> [WHAT IS NEEDED]:
Check every line of the entries that follow, and copy the ones containing "запитів".

> [THE INPUT]:

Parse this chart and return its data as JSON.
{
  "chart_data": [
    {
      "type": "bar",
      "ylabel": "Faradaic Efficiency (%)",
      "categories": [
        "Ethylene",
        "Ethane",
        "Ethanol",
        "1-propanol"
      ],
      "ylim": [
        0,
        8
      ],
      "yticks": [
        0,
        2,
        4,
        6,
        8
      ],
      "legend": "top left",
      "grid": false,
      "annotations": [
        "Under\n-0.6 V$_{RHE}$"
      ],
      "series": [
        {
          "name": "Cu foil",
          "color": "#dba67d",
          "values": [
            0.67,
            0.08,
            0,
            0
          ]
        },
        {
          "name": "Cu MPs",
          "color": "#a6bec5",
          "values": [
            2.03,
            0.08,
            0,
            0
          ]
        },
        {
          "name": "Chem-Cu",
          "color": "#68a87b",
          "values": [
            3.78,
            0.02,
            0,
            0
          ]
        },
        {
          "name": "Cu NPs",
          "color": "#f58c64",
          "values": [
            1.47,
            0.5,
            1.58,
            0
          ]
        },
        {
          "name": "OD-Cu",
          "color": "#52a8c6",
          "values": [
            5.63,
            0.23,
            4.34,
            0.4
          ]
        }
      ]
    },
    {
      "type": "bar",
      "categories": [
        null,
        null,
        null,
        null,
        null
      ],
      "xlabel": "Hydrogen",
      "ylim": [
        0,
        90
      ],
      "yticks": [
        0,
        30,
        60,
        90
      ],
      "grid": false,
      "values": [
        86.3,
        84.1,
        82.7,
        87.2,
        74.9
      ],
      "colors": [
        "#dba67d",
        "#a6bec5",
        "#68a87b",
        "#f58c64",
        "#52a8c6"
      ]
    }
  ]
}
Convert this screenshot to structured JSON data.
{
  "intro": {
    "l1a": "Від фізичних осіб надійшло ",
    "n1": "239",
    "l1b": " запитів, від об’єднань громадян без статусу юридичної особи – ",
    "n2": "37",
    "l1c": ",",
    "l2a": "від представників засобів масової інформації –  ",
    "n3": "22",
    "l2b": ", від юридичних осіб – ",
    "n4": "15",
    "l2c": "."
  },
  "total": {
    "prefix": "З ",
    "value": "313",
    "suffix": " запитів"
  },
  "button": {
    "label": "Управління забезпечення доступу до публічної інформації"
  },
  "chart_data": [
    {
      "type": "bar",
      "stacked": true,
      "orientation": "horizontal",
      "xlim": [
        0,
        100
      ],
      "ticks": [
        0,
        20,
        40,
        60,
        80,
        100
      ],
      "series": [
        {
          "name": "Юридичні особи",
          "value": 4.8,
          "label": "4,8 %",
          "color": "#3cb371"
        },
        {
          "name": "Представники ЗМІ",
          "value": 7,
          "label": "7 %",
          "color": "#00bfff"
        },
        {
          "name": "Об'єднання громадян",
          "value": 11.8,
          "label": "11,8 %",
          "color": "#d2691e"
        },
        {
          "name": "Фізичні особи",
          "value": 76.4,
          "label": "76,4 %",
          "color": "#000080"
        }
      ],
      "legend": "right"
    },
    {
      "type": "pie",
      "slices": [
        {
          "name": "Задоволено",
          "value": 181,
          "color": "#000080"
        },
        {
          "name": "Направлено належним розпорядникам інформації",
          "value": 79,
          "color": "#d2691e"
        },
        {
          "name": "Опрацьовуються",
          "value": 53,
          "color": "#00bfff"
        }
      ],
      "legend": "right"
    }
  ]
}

> [EXERCISE ANSWER]:
    "l1b": " запитів, від об’єднань громадян без статусу юридичної особи – ",
    "suffix": " запитів"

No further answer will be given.